"""
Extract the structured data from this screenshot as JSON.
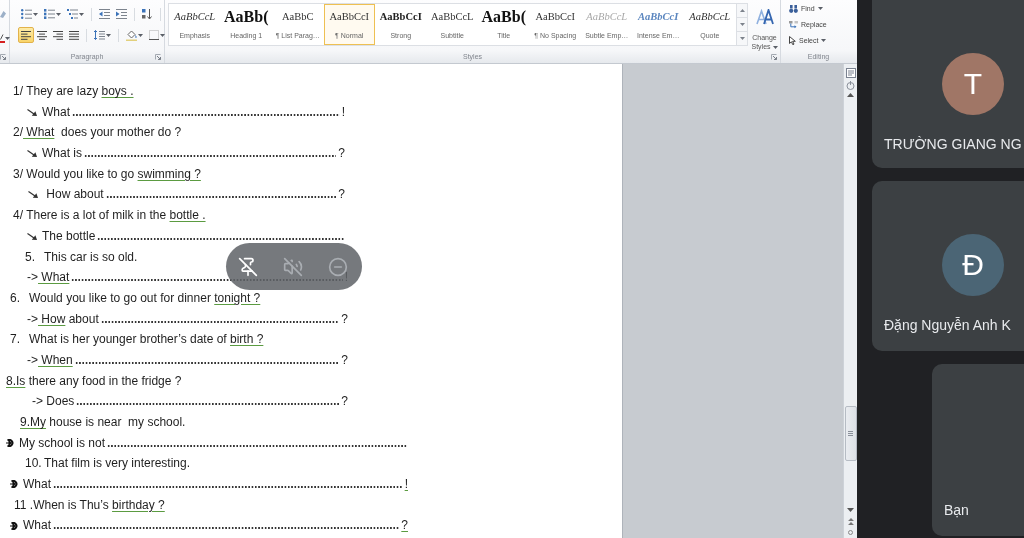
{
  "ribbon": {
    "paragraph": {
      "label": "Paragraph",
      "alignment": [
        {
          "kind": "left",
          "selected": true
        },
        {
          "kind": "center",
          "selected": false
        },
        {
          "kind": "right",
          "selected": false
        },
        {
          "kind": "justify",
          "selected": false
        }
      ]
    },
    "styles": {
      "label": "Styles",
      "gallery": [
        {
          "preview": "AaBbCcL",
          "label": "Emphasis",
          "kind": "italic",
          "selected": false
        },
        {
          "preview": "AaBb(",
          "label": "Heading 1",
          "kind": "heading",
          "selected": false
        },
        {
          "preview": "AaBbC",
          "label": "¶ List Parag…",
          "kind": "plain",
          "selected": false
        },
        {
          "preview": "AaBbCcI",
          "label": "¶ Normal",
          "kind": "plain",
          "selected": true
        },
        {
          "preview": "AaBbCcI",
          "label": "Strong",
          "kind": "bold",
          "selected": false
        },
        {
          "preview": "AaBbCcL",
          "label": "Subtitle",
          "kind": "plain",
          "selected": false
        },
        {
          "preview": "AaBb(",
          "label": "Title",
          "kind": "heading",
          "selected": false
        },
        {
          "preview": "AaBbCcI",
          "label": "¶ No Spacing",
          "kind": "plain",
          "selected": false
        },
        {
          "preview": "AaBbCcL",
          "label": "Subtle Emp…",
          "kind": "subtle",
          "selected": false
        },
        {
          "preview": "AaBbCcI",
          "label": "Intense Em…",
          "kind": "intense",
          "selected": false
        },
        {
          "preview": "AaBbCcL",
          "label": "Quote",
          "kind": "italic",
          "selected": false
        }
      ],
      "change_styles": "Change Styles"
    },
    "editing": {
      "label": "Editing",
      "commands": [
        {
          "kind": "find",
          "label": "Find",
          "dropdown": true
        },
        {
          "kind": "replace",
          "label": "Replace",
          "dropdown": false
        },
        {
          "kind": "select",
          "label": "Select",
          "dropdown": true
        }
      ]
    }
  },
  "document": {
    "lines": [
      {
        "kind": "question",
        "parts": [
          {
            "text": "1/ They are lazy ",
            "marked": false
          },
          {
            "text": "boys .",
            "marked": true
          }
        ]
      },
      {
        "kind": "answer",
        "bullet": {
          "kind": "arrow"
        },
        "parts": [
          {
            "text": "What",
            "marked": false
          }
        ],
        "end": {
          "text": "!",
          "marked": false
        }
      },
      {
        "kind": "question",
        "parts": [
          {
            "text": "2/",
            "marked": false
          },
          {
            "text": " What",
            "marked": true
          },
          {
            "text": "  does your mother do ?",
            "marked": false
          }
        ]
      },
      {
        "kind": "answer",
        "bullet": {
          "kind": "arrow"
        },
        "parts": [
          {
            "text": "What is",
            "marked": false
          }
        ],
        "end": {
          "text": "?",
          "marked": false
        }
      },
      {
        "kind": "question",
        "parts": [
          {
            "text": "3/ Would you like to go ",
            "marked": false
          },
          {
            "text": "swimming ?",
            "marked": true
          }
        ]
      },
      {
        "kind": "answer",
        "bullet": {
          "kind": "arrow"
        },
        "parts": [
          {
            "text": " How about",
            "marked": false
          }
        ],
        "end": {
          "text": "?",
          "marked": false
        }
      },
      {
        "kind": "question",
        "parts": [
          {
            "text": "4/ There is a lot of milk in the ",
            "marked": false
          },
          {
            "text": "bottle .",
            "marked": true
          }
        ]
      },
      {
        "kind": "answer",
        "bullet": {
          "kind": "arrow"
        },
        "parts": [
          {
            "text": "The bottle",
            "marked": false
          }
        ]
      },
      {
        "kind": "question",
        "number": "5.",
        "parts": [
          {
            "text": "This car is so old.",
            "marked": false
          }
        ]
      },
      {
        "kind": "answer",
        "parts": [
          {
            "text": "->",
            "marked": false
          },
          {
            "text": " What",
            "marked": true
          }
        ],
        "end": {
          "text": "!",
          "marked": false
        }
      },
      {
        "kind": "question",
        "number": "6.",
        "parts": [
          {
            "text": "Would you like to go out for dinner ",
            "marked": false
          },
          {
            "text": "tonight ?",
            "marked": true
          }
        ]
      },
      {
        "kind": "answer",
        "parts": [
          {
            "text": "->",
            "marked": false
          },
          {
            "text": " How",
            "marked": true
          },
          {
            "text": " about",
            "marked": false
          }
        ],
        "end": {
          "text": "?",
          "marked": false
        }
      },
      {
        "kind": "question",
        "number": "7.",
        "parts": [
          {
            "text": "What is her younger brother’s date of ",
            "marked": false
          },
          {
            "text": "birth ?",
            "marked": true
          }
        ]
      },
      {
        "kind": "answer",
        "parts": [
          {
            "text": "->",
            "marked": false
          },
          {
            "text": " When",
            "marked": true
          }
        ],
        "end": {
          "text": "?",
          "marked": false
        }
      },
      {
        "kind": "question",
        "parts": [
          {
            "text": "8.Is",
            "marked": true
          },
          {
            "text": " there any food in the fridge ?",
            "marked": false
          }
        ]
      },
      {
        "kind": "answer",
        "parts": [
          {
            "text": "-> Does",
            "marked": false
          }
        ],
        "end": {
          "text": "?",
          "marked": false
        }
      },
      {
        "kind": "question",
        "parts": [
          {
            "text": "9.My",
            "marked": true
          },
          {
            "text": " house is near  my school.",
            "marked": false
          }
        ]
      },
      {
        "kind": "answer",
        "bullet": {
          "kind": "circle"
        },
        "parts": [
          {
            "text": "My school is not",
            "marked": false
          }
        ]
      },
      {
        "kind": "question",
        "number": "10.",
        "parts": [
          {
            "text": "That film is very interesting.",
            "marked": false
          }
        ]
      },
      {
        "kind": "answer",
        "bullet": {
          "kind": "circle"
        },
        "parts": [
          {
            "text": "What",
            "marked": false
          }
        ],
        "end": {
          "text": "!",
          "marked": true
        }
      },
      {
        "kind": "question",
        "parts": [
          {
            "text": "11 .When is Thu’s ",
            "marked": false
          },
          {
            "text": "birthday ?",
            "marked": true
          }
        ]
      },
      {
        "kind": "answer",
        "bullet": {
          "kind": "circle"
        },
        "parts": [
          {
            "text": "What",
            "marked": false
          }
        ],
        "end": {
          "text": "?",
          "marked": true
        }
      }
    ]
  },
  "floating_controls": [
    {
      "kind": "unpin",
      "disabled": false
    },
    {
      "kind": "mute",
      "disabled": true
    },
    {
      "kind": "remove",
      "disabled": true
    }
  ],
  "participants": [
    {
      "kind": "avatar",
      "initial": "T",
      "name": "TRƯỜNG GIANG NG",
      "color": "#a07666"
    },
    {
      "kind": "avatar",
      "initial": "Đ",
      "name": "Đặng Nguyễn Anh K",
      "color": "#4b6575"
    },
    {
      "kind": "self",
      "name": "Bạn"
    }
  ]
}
"""
WHAT IS BEING ASKED: Working from the lines above, reproduce the material exactly and exclude its pictures.

EXERCISE RESPONSE:
Extract the structured data from this screenshot as JSON.
{
  "ribbon": {
    "paragraph": {
      "label": "Paragraph",
      "alignment": [
        {
          "kind": "left",
          "selected": true
        },
        {
          "kind": "center",
          "selected": false
        },
        {
          "kind": "right",
          "selected": false
        },
        {
          "kind": "justify",
          "selected": false
        }
      ]
    },
    "styles": {
      "label": "Styles",
      "gallery": [
        {
          "preview": "AaBbCcL",
          "label": "Emphasis",
          "kind": "italic",
          "selected": false
        },
        {
          "preview": "AaBb(",
          "label": "Heading 1",
          "kind": "heading",
          "selected": false
        },
        {
          "preview": "AaBbC",
          "label": "¶ List Parag…",
          "kind": "plain",
          "selected": false
        },
        {
          "preview": "AaBbCcI",
          "label": "¶ Normal",
          "kind": "plain",
          "selected": true
        },
        {
          "preview": "AaBbCcI",
          "label": "Strong",
          "kind": "bold",
          "selected": false
        },
        {
          "preview": "AaBbCcL",
          "label": "Subtitle",
          "kind": "plain",
          "selected": false
        },
        {
          "preview": "AaBb(",
          "label": "Title",
          "kind": "heading",
          "selected": false
        },
        {
          "preview": "AaBbCcI",
          "label": "¶ No Spacing",
          "kind": "plain",
          "selected": false
        },
        {
          "preview": "AaBbCcL",
          "label": "Subtle Emp…",
          "kind": "subtle",
          "selected": false
        },
        {
          "preview": "AaBbCcI",
          "label": "Intense Em…",
          "kind": "intense",
          "selected": false
        },
        {
          "preview": "AaBbCcL",
          "label": "Quote",
          "kind": "italic",
          "selected": false
        }
      ],
      "change_styles": "Change Styles"
    },
    "editing": {
      "label": "Editing",
      "commands": [
        {
          "kind": "find",
          "label": "Find",
          "dropdown": true
        },
        {
          "kind": "replace",
          "label": "Replace",
          "dropdown": false
        },
        {
          "kind": "select",
          "label": "Select",
          "dropdown": true
        }
      ]
    }
  },
  "document": {
    "lines": [
      {
        "kind": "question",
        "parts": [
          {
            "text": "1/ They are lazy ",
            "marked": false
          },
          {
            "text": "boys .",
            "marked": true
          }
        ]
      },
      {
        "kind": "answer",
        "bullet": {
          "kind": "arrow"
        },
        "parts": [
          {
            "text": "What",
            "marked": false
          }
        ],
        "end": {
          "text": "!",
          "marked": false
        }
      },
      {
        "kind": "question",
        "parts": [
          {
            "text": "2/",
            "marked": false
          },
          {
            "text": " What",
            "marked": true
          },
          {
            "text": "  does your mother do ?",
            "marked": false
          }
        ]
      },
      {
        "kind": "answer",
        "bullet": {
          "kind": "arrow"
        },
        "parts": [
          {
            "text": "What is",
            "marked": false
          }
        ],
        "end": {
          "text": "?",
          "marked": false
        }
      },
      {
        "kind": "question",
        "parts": [
          {
            "text": "3/ Would you like to go ",
            "marked": false
          },
          {
            "text": "swimming ?",
            "marked": true
          }
        ]
      },
      {
        "kind": "answer",
        "bullet": {
          "kind": "arrow"
        },
        "parts": [
          {
            "text": " How about",
            "marked": false
          }
        ],
        "end": {
          "text": "?",
          "marked": false
        }
      },
      {
        "kind": "question",
        "parts": [
          {
            "text": "4/ There is a lot of milk in the ",
            "marked": false
          },
          {
            "text": "bottle .",
            "marked": true
          }
        ]
      },
      {
        "kind": "answer",
        "bullet": {
          "kind": "arrow"
        },
        "parts": [
          {
            "text": "The bottle",
            "marked": false
          }
        ]
      },
      {
        "kind": "question",
        "number": "5.",
        "parts": [
          {
            "text": "This car is so old.",
            "marked": false
          }
        ]
      },
      {
        "kind": "answer",
        "parts": [
          {
            "text": "->",
            "marked": false
          },
          {
            "text": " What",
            "marked": true
          }
        ],
        "end": {
          "text": "!",
          "marked": false
        }
      },
      {
        "kind": "question",
        "number": "6.",
        "parts": [
          {
            "text": "Would you like to go out for dinner ",
            "marked": false
          },
          {
            "text": "tonight ?",
            "marked": true
          }
        ]
      },
      {
        "kind": "answer",
        "parts": [
          {
            "text": "->",
            "marked": false
          },
          {
            "text": " How",
            "marked": true
          },
          {
            "text": " about",
            "marked": false
          }
        ],
        "end": {
          "text": "?",
          "marked": false
        }
      },
      {
        "kind": "question",
        "number": "7.",
        "parts": [
          {
            "text": "What is her younger brother’s date of ",
            "marked": false
          },
          {
            "text": "birth ?",
            "marked": true
          }
        ]
      },
      {
        "kind": "answer",
        "parts": [
          {
            "text": "->",
            "marked": false
          },
          {
            "text": " When",
            "marked": true
          }
        ],
        "end": {
          "text": "?",
          "marked": false
        }
      },
      {
        "kind": "question",
        "parts": [
          {
            "text": "8.Is",
            "marked": true
          },
          {
            "text": " there any food in the fridge ?",
            "marked": false
          }
        ]
      },
      {
        "kind": "answer",
        "parts": [
          {
            "text": "-> Does",
            "marked": false
          }
        ],
        "end": {
          "text": "?",
          "marked": false
        }
      },
      {
        "kind": "question",
        "parts": [
          {
            "text": "9.My",
            "marked": true
          },
          {
            "text": " house is near  my school.",
            "marked": false
          }
        ]
      },
      {
        "kind": "answer",
        "bullet": {
          "kind": "circle"
        },
        "parts": [
          {
            "text": "My school is not",
            "marked": false
          }
        ]
      },
      {
        "kind": "question",
        "number": "10.",
        "parts": [
          {
            "text": "That film is very interesting.",
            "marked": false
          }
        ]
      },
      {
        "kind": "answer",
        "bullet": {
          "kind": "circle"
        },
        "parts": [
          {
            "text": "What",
            "marked": false
          }
        ],
        "end": {
          "text": "!",
          "marked": true
        }
      },
      {
        "kind": "question",
        "parts": [
          {
            "text": "11 .When is Thu’s ",
            "marked": false
          },
          {
            "text": "birthday ?",
            "marked": true
          }
        ]
      },
      {
        "kind": "answer",
        "bullet": {
          "kind": "circle"
        },
        "parts": [
          {
            "text": "What",
            "marked": false
          }
        ],
        "end": {
          "text": "?",
          "marked": true
        }
      }
    ]
  },
  "floating_controls": [
    {
      "kind": "unpin",
      "disabled": false
    },
    {
      "kind": "mute",
      "disabled": true
    },
    {
      "kind": "remove",
      "disabled": true
    }
  ],
  "participants": [
    {
      "kind": "avatar",
      "initial": "T",
      "name": "TRƯỜNG GIANG NG",
      "color": "#a07666"
    },
    {
      "kind": "avatar",
      "initial": "Đ",
      "name": "Đặng Nguyễn Anh K",
      "color": "#4b6575"
    },
    {
      "kind": "self",
      "name": "Bạn"
    }
  ]
}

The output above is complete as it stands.